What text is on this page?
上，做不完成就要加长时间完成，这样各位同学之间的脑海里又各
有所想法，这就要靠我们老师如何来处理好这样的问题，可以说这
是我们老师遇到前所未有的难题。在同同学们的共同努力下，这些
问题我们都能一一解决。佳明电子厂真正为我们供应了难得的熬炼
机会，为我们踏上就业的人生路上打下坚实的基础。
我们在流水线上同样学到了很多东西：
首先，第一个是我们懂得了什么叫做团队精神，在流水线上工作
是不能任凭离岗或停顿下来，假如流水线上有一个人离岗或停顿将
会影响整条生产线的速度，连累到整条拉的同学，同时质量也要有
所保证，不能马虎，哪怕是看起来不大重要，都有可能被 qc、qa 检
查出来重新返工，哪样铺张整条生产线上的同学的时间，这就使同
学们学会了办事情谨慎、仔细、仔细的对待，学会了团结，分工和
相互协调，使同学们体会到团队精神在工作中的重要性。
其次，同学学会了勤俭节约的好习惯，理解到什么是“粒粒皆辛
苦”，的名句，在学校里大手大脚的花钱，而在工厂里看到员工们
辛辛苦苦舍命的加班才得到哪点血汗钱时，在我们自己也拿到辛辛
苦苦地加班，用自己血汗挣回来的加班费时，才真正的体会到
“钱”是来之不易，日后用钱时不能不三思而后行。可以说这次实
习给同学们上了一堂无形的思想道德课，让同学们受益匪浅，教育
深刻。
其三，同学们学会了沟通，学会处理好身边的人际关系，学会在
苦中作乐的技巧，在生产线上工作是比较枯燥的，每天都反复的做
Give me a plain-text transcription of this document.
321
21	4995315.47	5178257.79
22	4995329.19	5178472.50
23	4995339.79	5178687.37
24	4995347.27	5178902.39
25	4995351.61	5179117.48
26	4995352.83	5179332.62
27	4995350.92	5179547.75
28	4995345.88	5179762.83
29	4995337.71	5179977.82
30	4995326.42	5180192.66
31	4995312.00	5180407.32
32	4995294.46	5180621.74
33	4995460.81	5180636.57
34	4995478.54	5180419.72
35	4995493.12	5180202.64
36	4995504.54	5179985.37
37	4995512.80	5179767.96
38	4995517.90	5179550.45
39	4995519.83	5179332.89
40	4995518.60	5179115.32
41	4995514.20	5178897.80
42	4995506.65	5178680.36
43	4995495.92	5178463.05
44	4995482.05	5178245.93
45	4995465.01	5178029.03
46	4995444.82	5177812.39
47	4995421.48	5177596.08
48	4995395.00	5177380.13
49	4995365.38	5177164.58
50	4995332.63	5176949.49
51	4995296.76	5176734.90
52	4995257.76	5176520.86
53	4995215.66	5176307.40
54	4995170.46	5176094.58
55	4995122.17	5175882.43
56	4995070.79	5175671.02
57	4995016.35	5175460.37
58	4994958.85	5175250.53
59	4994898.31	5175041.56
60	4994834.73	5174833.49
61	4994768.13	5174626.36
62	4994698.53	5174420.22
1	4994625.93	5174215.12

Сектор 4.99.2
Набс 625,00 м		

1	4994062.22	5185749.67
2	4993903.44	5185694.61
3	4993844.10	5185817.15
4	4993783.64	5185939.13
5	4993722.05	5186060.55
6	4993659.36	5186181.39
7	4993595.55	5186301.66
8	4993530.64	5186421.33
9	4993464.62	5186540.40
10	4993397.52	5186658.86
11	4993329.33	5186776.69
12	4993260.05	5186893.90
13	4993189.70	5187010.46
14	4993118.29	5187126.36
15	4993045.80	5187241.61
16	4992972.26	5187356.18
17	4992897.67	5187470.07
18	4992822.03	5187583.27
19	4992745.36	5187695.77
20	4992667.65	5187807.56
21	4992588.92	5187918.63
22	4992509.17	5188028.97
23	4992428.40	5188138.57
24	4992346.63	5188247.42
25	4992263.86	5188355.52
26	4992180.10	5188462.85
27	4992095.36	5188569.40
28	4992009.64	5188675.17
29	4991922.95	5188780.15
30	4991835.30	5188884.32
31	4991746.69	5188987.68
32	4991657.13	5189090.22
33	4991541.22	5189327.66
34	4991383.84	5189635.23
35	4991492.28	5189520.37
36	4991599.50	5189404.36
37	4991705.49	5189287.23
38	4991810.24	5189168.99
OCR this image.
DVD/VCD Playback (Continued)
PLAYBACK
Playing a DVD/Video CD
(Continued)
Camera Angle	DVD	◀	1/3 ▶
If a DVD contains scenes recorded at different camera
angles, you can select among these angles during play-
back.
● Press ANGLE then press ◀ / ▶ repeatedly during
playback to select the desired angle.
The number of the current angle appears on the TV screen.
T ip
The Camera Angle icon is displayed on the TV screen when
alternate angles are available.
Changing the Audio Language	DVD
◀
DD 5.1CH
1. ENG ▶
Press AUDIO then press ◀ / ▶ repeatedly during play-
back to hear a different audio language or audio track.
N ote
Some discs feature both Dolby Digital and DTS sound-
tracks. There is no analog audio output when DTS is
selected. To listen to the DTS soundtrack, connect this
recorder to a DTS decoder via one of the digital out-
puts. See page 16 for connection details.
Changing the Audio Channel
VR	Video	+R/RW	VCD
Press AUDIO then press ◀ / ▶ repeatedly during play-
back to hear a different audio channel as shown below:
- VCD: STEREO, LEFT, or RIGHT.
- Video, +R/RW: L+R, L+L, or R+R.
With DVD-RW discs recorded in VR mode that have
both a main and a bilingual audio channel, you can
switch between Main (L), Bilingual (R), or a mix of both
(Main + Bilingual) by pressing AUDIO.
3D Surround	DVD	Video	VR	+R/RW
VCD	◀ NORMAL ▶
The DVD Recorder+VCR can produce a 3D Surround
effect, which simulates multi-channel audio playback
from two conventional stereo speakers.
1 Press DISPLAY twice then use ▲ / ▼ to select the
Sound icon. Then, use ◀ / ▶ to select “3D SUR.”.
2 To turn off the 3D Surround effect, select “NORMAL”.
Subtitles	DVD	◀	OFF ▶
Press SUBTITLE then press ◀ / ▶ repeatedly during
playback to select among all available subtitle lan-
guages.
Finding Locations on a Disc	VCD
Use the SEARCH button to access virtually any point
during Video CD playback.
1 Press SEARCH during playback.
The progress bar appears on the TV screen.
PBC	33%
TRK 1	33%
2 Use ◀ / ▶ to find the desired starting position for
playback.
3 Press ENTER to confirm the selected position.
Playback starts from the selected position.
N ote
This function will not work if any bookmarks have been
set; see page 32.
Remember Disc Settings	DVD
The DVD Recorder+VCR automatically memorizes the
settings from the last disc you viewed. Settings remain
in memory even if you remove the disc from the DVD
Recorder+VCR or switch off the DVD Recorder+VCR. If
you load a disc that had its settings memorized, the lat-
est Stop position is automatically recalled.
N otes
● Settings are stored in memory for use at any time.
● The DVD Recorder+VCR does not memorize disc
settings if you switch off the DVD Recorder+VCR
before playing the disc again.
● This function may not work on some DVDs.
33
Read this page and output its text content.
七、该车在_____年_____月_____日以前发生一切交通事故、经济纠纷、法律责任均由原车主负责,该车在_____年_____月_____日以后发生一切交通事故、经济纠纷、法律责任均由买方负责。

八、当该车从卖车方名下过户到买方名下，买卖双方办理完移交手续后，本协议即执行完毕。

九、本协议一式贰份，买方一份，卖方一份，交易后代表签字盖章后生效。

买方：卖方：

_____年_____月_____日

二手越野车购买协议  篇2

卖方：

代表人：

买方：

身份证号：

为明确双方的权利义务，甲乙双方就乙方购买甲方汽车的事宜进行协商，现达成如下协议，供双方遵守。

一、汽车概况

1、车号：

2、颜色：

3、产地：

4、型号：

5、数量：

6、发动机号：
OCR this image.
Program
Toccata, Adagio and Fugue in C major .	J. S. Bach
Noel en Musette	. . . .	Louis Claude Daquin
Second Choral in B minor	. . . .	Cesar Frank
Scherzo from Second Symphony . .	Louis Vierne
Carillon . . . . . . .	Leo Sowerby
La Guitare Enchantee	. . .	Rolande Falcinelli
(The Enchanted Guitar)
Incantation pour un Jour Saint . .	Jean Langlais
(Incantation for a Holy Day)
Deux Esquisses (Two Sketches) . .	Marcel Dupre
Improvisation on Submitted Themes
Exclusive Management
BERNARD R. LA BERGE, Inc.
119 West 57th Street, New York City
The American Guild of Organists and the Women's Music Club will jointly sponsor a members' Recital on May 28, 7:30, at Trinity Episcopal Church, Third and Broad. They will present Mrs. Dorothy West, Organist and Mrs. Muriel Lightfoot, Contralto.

....

#### Objective
Go through the material line by line. Show each line that contains the string "icon".

#### Completed exercise
The Camera Angle icon is displayed on the TV screen when
Sound icon. Then, use ◀ / ▶ to select “3D SUR.”.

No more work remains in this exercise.